Make an exact copy of the data below, leaving out every picture.

(The data)
## start

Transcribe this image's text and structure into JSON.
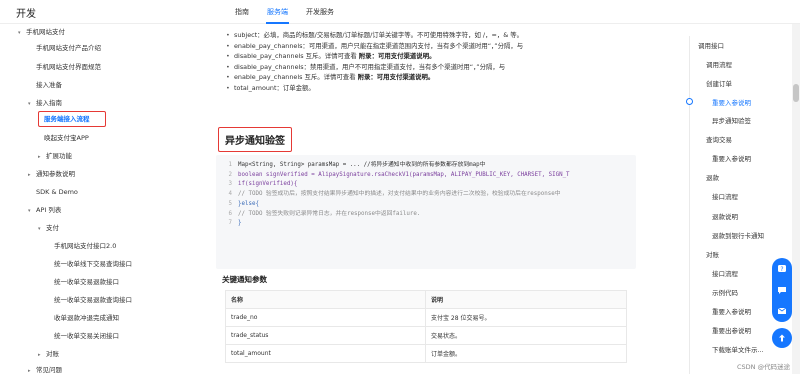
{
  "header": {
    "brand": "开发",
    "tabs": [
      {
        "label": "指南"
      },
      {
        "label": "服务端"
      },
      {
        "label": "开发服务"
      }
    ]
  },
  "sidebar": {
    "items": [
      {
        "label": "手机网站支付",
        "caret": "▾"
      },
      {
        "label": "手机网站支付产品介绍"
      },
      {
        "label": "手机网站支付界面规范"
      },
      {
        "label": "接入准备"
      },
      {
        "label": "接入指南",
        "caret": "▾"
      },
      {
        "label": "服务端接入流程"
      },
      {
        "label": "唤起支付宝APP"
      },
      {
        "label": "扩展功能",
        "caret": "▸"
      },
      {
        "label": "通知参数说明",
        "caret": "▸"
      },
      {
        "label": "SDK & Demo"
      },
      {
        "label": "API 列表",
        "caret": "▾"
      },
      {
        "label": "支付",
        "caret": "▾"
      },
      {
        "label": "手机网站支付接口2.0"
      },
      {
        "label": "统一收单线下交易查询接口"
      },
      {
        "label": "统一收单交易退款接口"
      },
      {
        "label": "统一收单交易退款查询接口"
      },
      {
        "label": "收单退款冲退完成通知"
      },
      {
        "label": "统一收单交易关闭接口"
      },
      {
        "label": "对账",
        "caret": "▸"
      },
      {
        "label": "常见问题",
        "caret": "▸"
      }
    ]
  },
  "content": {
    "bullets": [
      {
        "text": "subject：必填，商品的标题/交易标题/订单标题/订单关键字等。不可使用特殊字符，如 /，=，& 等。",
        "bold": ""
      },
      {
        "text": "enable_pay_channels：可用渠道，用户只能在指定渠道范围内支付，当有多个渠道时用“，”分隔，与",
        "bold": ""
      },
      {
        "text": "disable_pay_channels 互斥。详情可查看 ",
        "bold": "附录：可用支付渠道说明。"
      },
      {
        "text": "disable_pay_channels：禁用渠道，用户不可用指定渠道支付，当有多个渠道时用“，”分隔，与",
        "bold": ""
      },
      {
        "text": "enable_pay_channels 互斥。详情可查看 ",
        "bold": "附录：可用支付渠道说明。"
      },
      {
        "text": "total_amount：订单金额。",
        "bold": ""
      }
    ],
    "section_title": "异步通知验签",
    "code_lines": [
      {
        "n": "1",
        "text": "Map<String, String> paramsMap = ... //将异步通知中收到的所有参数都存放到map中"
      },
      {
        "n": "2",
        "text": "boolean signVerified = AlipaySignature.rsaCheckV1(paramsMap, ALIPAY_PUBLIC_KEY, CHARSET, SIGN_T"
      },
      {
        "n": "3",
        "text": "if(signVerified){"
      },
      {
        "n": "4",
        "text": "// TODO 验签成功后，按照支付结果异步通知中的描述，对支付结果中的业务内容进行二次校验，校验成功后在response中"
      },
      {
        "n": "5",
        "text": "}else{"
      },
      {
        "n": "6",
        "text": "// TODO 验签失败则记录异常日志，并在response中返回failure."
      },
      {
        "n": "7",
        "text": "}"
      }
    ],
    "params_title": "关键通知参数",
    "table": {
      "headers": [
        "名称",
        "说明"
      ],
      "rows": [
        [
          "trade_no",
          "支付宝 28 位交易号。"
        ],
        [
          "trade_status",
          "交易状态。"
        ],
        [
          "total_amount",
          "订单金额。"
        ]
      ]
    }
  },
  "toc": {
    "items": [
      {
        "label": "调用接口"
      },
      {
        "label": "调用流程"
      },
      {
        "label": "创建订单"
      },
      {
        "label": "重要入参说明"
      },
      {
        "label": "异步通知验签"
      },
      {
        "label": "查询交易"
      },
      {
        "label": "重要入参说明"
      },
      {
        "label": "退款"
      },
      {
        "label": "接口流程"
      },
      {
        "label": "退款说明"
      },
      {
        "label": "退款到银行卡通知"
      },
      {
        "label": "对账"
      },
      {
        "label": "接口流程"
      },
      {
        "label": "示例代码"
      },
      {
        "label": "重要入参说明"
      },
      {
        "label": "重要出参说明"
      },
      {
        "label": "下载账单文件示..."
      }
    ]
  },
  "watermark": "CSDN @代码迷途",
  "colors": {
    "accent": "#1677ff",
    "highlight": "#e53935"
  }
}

## end

(Full answer)
Transcribe this image's text and structure into JSON.
{
  "header": {
    "brand": "开发",
    "tabs": [
      {
        "label": "指南"
      },
      {
        "label": "服务端"
      },
      {
        "label": "开发服务"
      }
    ]
  },
  "sidebar": {
    "items": [
      {
        "label": "手机网站支付",
        "caret": "▾"
      },
      {
        "label": "手机网站支付产品介绍"
      },
      {
        "label": "手机网站支付界面规范"
      },
      {
        "label": "接入准备"
      },
      {
        "label": "接入指南",
        "caret": "▾"
      },
      {
        "label": "服务端接入流程"
      },
      {
        "label": "唤起支付宝APP"
      },
      {
        "label": "扩展功能",
        "caret": "▸"
      },
      {
        "label": "通知参数说明",
        "caret": "▸"
      },
      {
        "label": "SDK & Demo"
      },
      {
        "label": "API 列表",
        "caret": "▾"
      },
      {
        "label": "支付",
        "caret": "▾"
      },
      {
        "label": "手机网站支付接口2.0"
      },
      {
        "label": "统一收单线下交易查询接口"
      },
      {
        "label": "统一收单交易退款接口"
      },
      {
        "label": "统一收单交易退款查询接口"
      },
      {
        "label": "收单退款冲退完成通知"
      },
      {
        "label": "统一收单交易关闭接口"
      },
      {
        "label": "对账",
        "caret": "▸"
      },
      {
        "label": "常见问题",
        "caret": "▸"
      }
    ]
  },
  "content": {
    "bullets": [
      {
        "text": "subject：必填，商品的标题/交易标题/订单标题/订单关键字等。不可使用特殊字符，如 /，=，& 等。",
        "bold": ""
      },
      {
        "text": "enable_pay_channels：可用渠道，用户只能在指定渠道范围内支付，当有多个渠道时用“，”分隔，与",
        "bold": ""
      },
      {
        "text": "disable_pay_channels 互斥。详情可查看 ",
        "bold": "附录：可用支付渠道说明。"
      },
      {
        "text": "disable_pay_channels：禁用渠道，用户不可用指定渠道支付，当有多个渠道时用“，”分隔，与",
        "bold": ""
      },
      {
        "text": "enable_pay_channels 互斥。详情可查看 ",
        "bold": "附录：可用支付渠道说明。"
      },
      {
        "text": "total_amount：订单金额。",
        "bold": ""
      }
    ],
    "section_title": "异步通知验签",
    "code_lines": [
      {
        "n": "1",
        "text": "Map<String, String> paramsMap = ... //将异步通知中收到的所有参数都存放到map中"
      },
      {
        "n": "2",
        "text": "boolean signVerified = AlipaySignature.rsaCheckV1(paramsMap, ALIPAY_PUBLIC_KEY, CHARSET, SIGN_T"
      },
      {
        "n": "3",
        "text": "if(signVerified){"
      },
      {
        "n": "4",
        "text": "// TODO 验签成功后，按照支付结果异步通知中的描述，对支付结果中的业务内容进行二次校验，校验成功后在response中"
      },
      {
        "n": "5",
        "text": "}else{"
      },
      {
        "n": "6",
        "text": "// TODO 验签失败则记录异常日志，并在response中返回failure."
      },
      {
        "n": "7",
        "text": "}"
      }
    ],
    "params_title": "关键通知参数",
    "table": {
      "headers": [
        "名称",
        "说明"
      ],
      "rows": [
        [
          "trade_no",
          "支付宝 28 位交易号。"
        ],
        [
          "trade_status",
          "交易状态。"
        ],
        [
          "total_amount",
          "订单金额。"
        ]
      ]
    }
  },
  "toc": {
    "items": [
      {
        "label": "调用接口"
      },
      {
        "label": "调用流程"
      },
      {
        "label": "创建订单"
      },
      {
        "label": "重要入参说明"
      },
      {
        "label": "异步通知验签"
      },
      {
        "label": "查询交易"
      },
      {
        "label": "重要入参说明"
      },
      {
        "label": "退款"
      },
      {
        "label": "接口流程"
      },
      {
        "label": "退款说明"
      },
      {
        "label": "退款到银行卡通知"
      },
      {
        "label": "对账"
      },
      {
        "label": "接口流程"
      },
      {
        "label": "示例代码"
      },
      {
        "label": "重要入参说明"
      },
      {
        "label": "重要出参说明"
      },
      {
        "label": "下载账单文件示..."
      }
    ]
  },
  "watermark": "CSDN @代码迷途",
  "colors": {
    "accent": "#1677ff",
    "highlight": "#e53935"
  }
}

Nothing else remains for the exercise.